Data records
>>>
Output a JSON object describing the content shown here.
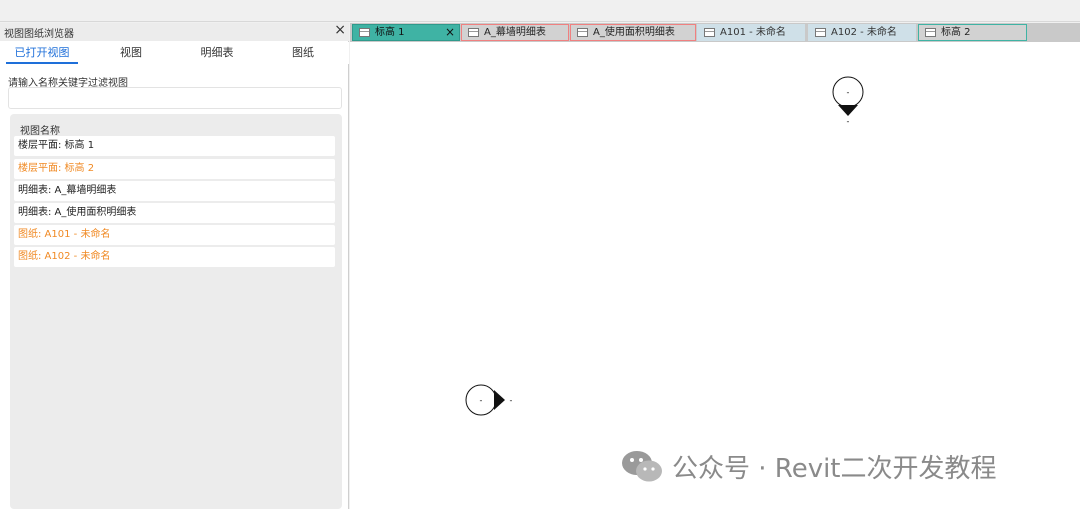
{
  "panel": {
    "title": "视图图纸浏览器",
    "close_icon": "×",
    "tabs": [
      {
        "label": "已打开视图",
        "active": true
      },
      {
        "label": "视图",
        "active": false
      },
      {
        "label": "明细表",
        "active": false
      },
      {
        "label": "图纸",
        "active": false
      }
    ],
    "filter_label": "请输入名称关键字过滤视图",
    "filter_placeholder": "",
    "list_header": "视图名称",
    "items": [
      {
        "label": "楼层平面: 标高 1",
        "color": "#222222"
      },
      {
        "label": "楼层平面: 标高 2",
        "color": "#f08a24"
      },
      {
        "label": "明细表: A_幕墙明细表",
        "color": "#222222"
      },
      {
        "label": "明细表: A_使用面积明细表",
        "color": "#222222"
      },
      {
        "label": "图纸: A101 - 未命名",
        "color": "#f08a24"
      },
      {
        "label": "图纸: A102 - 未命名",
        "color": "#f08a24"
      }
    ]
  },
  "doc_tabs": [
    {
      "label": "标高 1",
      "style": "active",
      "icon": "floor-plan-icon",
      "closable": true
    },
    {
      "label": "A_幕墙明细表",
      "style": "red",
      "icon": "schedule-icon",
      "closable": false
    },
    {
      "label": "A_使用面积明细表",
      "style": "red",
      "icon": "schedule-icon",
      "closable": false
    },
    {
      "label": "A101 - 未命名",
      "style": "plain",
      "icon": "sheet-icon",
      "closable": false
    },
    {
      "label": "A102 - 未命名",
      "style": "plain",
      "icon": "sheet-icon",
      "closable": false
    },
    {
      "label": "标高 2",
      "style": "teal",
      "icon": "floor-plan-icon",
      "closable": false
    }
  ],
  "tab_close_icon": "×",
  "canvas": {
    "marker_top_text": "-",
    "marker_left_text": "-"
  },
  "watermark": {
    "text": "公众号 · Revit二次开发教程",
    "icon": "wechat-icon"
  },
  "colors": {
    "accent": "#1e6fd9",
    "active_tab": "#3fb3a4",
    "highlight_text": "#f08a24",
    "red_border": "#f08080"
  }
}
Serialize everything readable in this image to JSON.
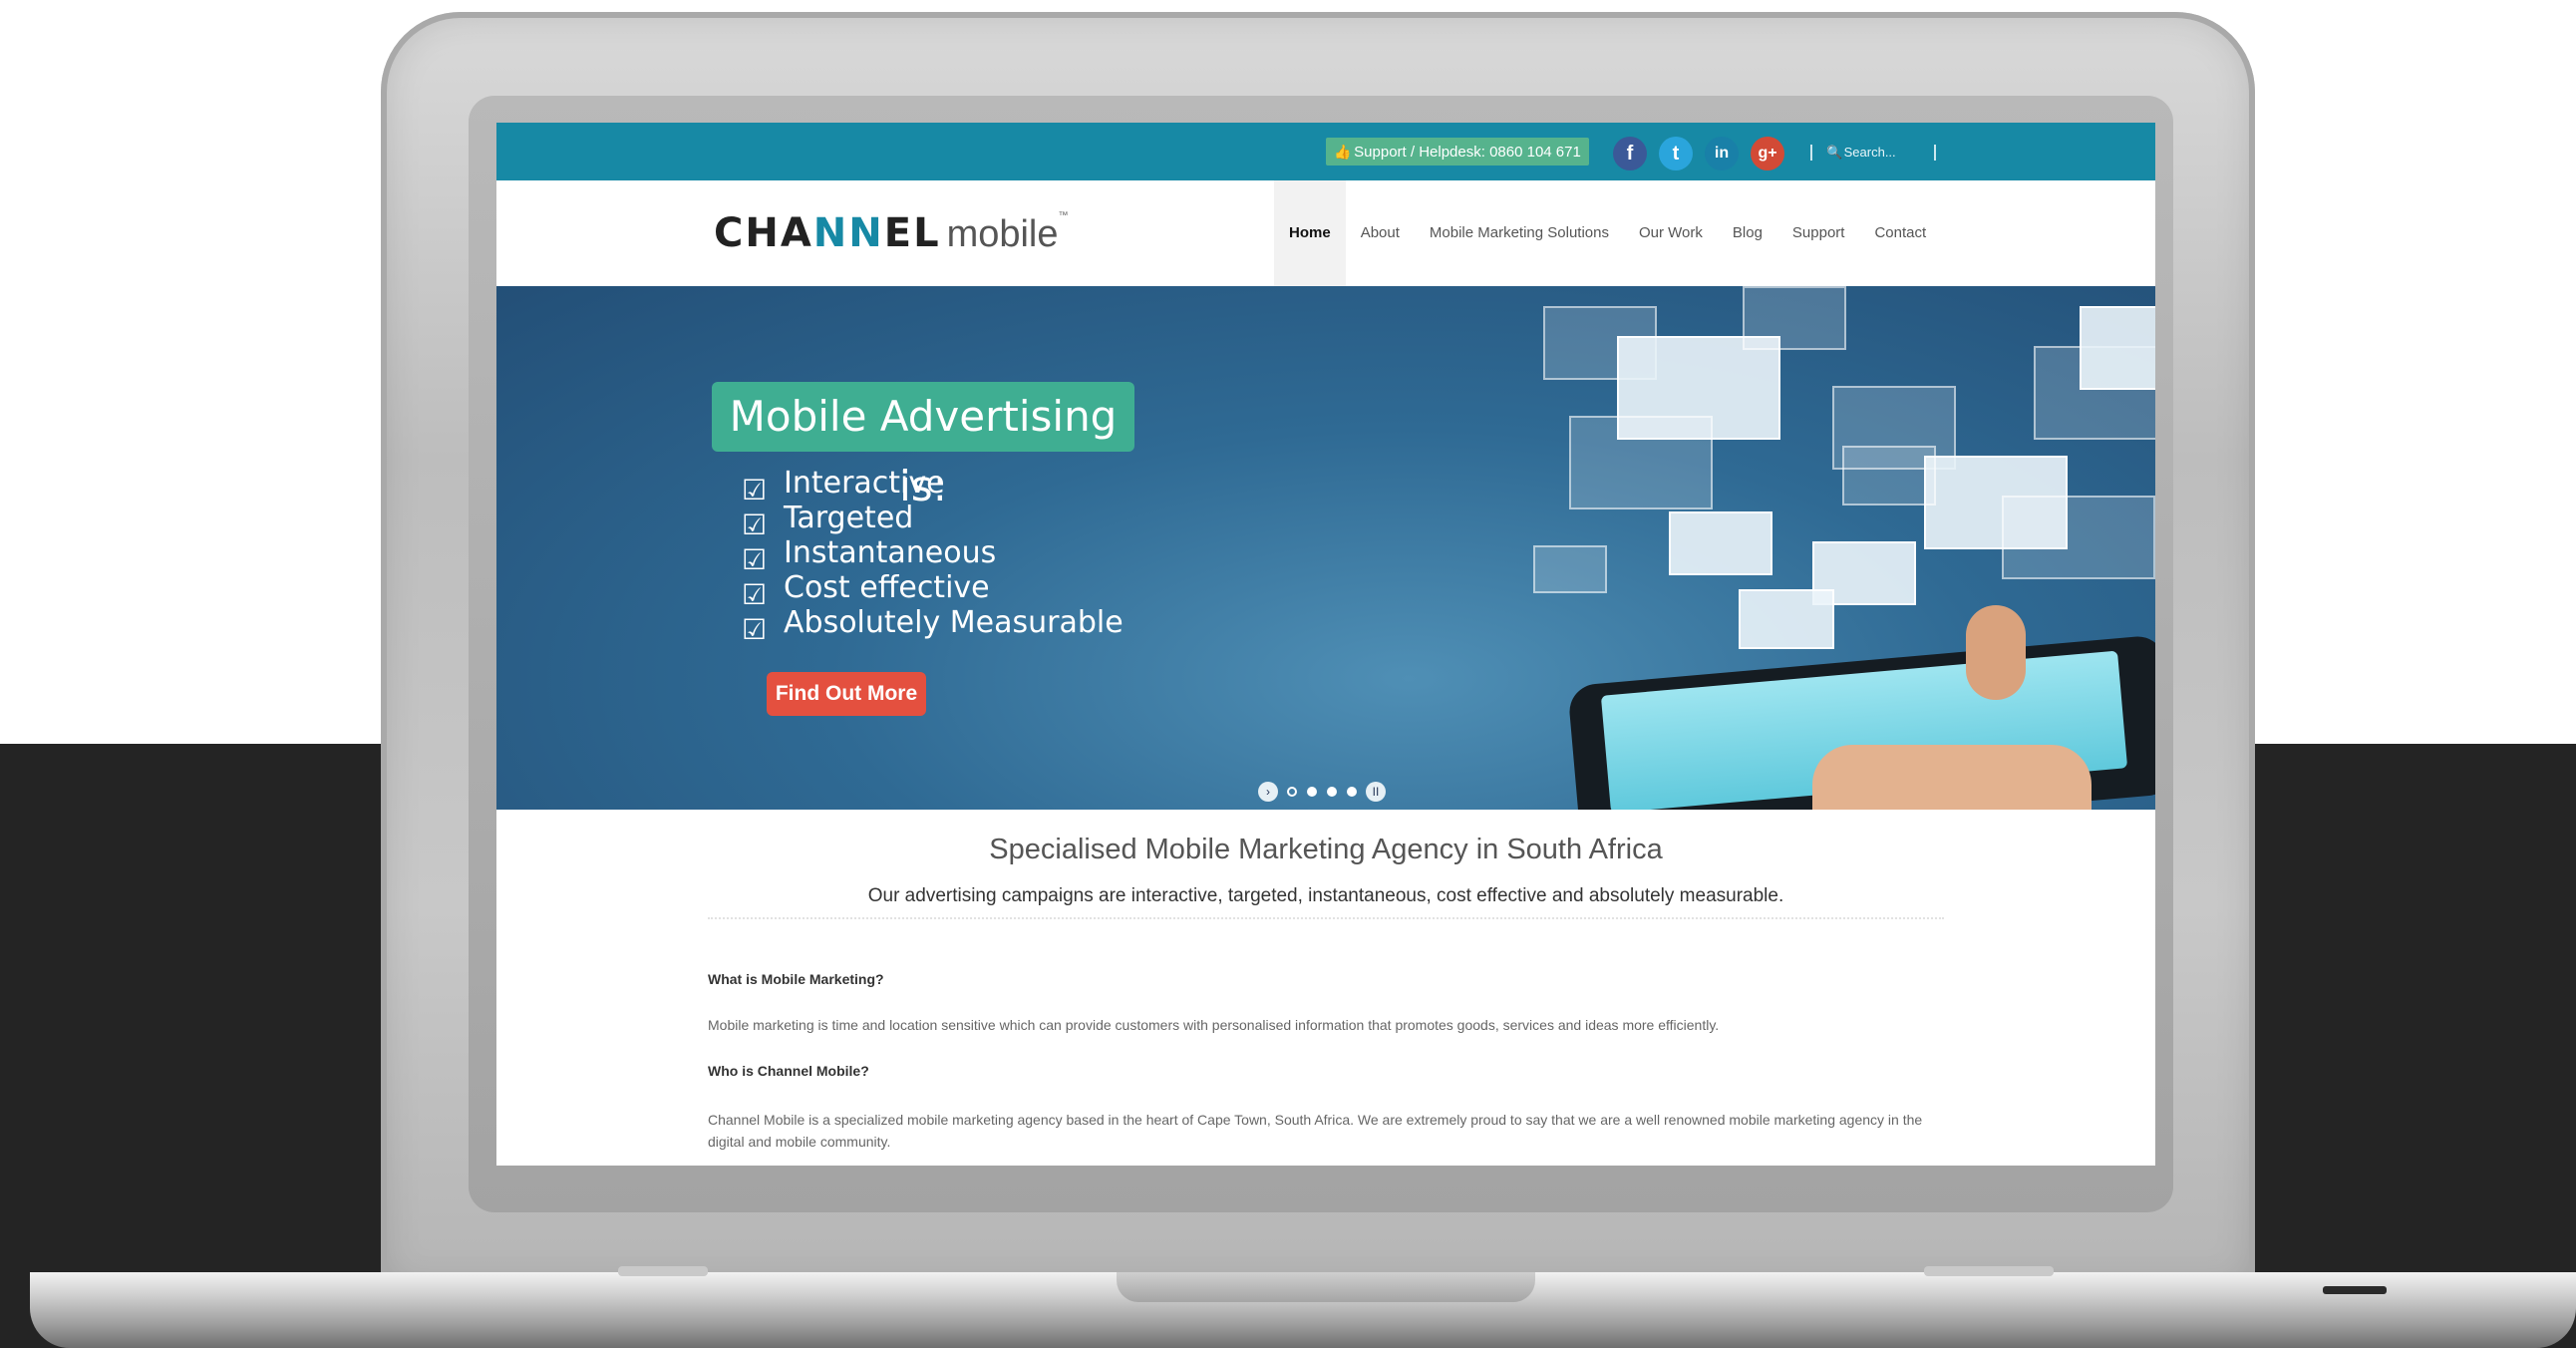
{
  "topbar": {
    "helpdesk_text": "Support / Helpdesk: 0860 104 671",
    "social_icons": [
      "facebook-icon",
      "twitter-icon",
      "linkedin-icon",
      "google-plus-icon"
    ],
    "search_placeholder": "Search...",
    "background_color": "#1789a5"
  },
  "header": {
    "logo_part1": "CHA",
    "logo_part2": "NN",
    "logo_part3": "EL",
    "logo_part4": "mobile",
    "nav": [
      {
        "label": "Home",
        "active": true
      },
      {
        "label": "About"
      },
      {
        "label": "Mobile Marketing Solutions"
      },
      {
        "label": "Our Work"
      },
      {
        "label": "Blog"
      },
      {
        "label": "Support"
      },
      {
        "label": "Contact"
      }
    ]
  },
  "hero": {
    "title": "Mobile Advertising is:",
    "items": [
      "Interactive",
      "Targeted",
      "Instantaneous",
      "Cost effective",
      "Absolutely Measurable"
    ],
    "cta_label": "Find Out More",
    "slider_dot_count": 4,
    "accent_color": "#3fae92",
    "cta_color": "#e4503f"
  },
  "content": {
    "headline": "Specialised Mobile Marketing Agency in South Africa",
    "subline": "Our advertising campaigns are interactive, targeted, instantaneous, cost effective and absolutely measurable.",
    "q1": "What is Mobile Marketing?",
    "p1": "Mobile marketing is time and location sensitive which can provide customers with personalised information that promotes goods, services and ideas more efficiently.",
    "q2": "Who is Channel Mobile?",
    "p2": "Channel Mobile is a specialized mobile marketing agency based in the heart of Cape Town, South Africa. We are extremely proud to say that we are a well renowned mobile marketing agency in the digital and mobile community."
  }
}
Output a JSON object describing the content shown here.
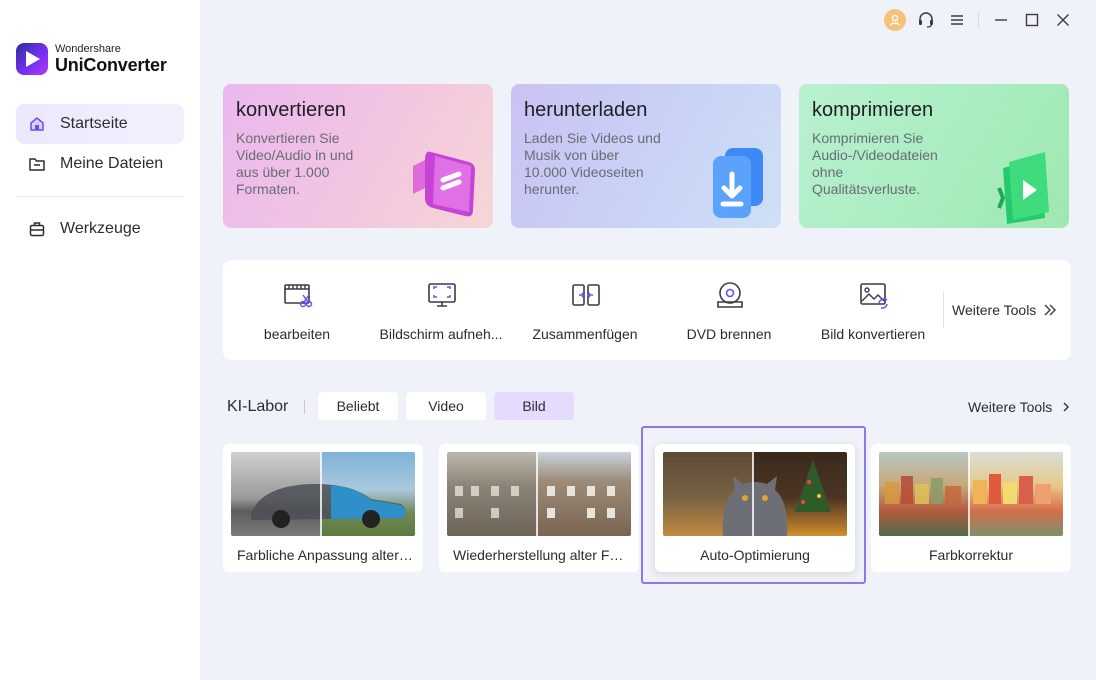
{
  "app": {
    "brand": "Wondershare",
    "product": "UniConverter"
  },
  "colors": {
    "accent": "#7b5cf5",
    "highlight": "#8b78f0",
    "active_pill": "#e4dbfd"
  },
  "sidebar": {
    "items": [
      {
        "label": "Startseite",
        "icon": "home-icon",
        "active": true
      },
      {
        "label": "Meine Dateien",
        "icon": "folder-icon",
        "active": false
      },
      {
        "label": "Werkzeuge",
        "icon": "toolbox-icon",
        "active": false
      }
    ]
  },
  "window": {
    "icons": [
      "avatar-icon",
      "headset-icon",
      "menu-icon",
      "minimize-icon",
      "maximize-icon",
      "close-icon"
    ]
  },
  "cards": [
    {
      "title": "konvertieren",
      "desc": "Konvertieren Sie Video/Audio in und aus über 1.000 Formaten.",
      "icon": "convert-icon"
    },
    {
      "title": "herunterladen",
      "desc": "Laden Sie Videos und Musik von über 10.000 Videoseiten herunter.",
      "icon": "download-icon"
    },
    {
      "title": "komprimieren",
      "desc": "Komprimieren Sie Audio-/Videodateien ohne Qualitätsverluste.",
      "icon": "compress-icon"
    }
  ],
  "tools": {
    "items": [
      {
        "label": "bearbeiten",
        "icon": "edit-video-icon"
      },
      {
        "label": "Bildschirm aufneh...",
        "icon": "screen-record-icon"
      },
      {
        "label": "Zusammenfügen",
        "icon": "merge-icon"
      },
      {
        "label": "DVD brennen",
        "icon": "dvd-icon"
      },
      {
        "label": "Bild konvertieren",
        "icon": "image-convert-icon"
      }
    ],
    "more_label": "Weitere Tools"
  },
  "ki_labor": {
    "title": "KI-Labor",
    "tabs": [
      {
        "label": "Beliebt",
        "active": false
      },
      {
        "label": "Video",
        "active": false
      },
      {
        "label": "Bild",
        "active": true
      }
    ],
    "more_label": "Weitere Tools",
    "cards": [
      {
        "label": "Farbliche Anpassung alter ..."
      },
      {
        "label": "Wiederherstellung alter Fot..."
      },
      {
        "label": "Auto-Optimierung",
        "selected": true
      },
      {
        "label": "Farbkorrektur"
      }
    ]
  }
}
<<<
What the exercise asks
Pictures in the records above should not be copied. Repeat everything else exactly.

Result of this exercise
Output a JSON object describing the content shown here.
{
  "panel": {
    "title": "视图图纸浏览器",
    "close_icon": "×",
    "tabs": [
      {
        "label": "已打开视图",
        "active": true
      },
      {
        "label": "视图",
        "active": false
      },
      {
        "label": "明细表",
        "active": false
      },
      {
        "label": "图纸",
        "active": false
      }
    ],
    "filter_label": "请输入名称关键字过滤视图",
    "filter_placeholder": "",
    "list_header": "视图名称",
    "items": [
      {
        "label": "楼层平面: 标高 1",
        "color": "#222222"
      },
      {
        "label": "楼层平面: 标高 2",
        "color": "#f08a24"
      },
      {
        "label": "明细表: A_幕墙明细表",
        "color": "#222222"
      },
      {
        "label": "明细表: A_使用面积明细表",
        "color": "#222222"
      },
      {
        "label": "图纸: A101 - 未命名",
        "color": "#f08a24"
      },
      {
        "label": "图纸: A102 - 未命名",
        "color": "#f08a24"
      }
    ]
  },
  "doc_tabs": [
    {
      "label": "标高 1",
      "style": "active",
      "icon": "floor-plan-icon",
      "closable": true
    },
    {
      "label": "A_幕墙明细表",
      "style": "red",
      "icon": "schedule-icon",
      "closable": false
    },
    {
      "label": "A_使用面积明细表",
      "style": "red",
      "icon": "schedule-icon",
      "closable": false
    },
    {
      "label": "A101 - 未命名",
      "style": "plain",
      "icon": "sheet-icon",
      "closable": false
    },
    {
      "label": "A102 - 未命名",
      "style": "plain",
      "icon": "sheet-icon",
      "closable": false
    },
    {
      "label": "标高 2",
      "style": "teal",
      "icon": "floor-plan-icon",
      "closable": false
    }
  ],
  "tab_close_icon": "×",
  "canvas": {
    "marker_top_text": "-",
    "marker_left_text": "-"
  },
  "watermark": {
    "text": "公众号 · Revit二次开发教程",
    "icon": "wechat-icon"
  },
  "colors": {
    "accent": "#1e6fd9",
    "active_tab": "#3fb3a4",
    "highlight_text": "#f08a24",
    "red_border": "#f08080"
  }
}
Serialize everything readable in this image to JSON.
{
  "topbar": {
    "helpdesk_text": "Support / Helpdesk: 0860 104 671",
    "social_icons": [
      "facebook-icon",
      "twitter-icon",
      "linkedin-icon",
      "google-plus-icon"
    ],
    "search_placeholder": "Search...",
    "background_color": "#1789a5"
  },
  "header": {
    "logo_part1": "CHA",
    "logo_part2": "NN",
    "logo_part3": "EL",
    "logo_part4": "mobile",
    "nav": [
      {
        "label": "Home",
        "active": true
      },
      {
        "label": "About"
      },
      {
        "label": "Mobile Marketing Solutions"
      },
      {
        "label": "Our Work"
      },
      {
        "label": "Blog"
      },
      {
        "label": "Support"
      },
      {
        "label": "Contact"
      }
    ]
  },
  "hero": {
    "title": "Mobile Advertising is:",
    "items": [
      "Interactive",
      "Targeted",
      "Instantaneous",
      "Cost effective",
      "Absolutely Measurable"
    ],
    "cta_label": "Find Out More",
    "slider_dot_count": 4,
    "accent_color": "#3fae92",
    "cta_color": "#e4503f"
  },
  "content": {
    "headline": "Specialised Mobile Marketing Agency in South Africa",
    "subline": "Our advertising campaigns are interactive, targeted, instantaneous, cost effective and absolutely measurable.",
    "q1": "What is Mobile Marketing?",
    "p1": "Mobile marketing is time and location sensitive which can provide customers with personalised information that promotes goods, services and ideas more efficiently.",
    "q2": "Who is Channel Mobile?",
    "p2": "Channel Mobile is a specialized mobile marketing agency based in the heart of Cape Town, South Africa. We are extremely proud to say that we are a well renowned mobile marketing agency in the digital and mobile community."
  }
}
Output a JSON object describing the content shown here.
{
  "app": {
    "brand": "Wondershare",
    "product": "UniConverter"
  },
  "colors": {
    "accent": "#7b5cf5",
    "highlight": "#8b78f0",
    "active_pill": "#e4dbfd"
  },
  "sidebar": {
    "items": [
      {
        "label": "Startseite",
        "icon": "home-icon",
        "active": true
      },
      {
        "label": "Meine Dateien",
        "icon": "folder-icon",
        "active": false
      },
      {
        "label": "Werkzeuge",
        "icon": "toolbox-icon",
        "active": false
      }
    ]
  },
  "window": {
    "icons": [
      "avatar-icon",
      "headset-icon",
      "menu-icon",
      "minimize-icon",
      "maximize-icon",
      "close-icon"
    ]
  },
  "cards": [
    {
      "title": "konvertieren",
      "desc": "Konvertieren Sie Video/Audio in und aus über 1.000 Formaten.",
      "icon": "convert-icon"
    },
    {
      "title": "herunterladen",
      "desc": "Laden Sie Videos und Musik von über 10.000 Videoseiten herunter.",
      "icon": "download-icon"
    },
    {
      "title": "komprimieren",
      "desc": "Komprimieren Sie Audio-/Videodateien ohne Qualitätsverluste.",
      "icon": "compress-icon"
    }
  ],
  "tools": {
    "items": [
      {
        "label": "bearbeiten",
        "icon": "edit-video-icon"
      },
      {
        "label": "Bildschirm aufneh...",
        "icon": "screen-record-icon"
      },
      {
        "label": "Zusammenfügen",
        "icon": "merge-icon"
      },
      {
        "label": "DVD brennen",
        "icon": "dvd-icon"
      },
      {
        "label": "Bild konvertieren",
        "icon": "image-convert-icon"
      }
    ],
    "more_label": "Weitere Tools"
  },
  "ki_labor": {
    "title": "KI-Labor",
    "tabs": [
      {
        "label": "Beliebt",
        "active": false
      },
      {
        "label": "Video",
        "active": false
      },
      {
        "label": "Bild",
        "active": true
      }
    ],
    "more_label": "Weitere Tools",
    "cards": [
      {
        "label": "Farbliche Anpassung alter ..."
      },
      {
        "label": "Wiederherstellung alter Fot..."
      },
      {
        "label": "Auto-Optimierung",
        "selected": true
      },
      {
        "label": "Farbkorrektur"
      }
    ]
  }
}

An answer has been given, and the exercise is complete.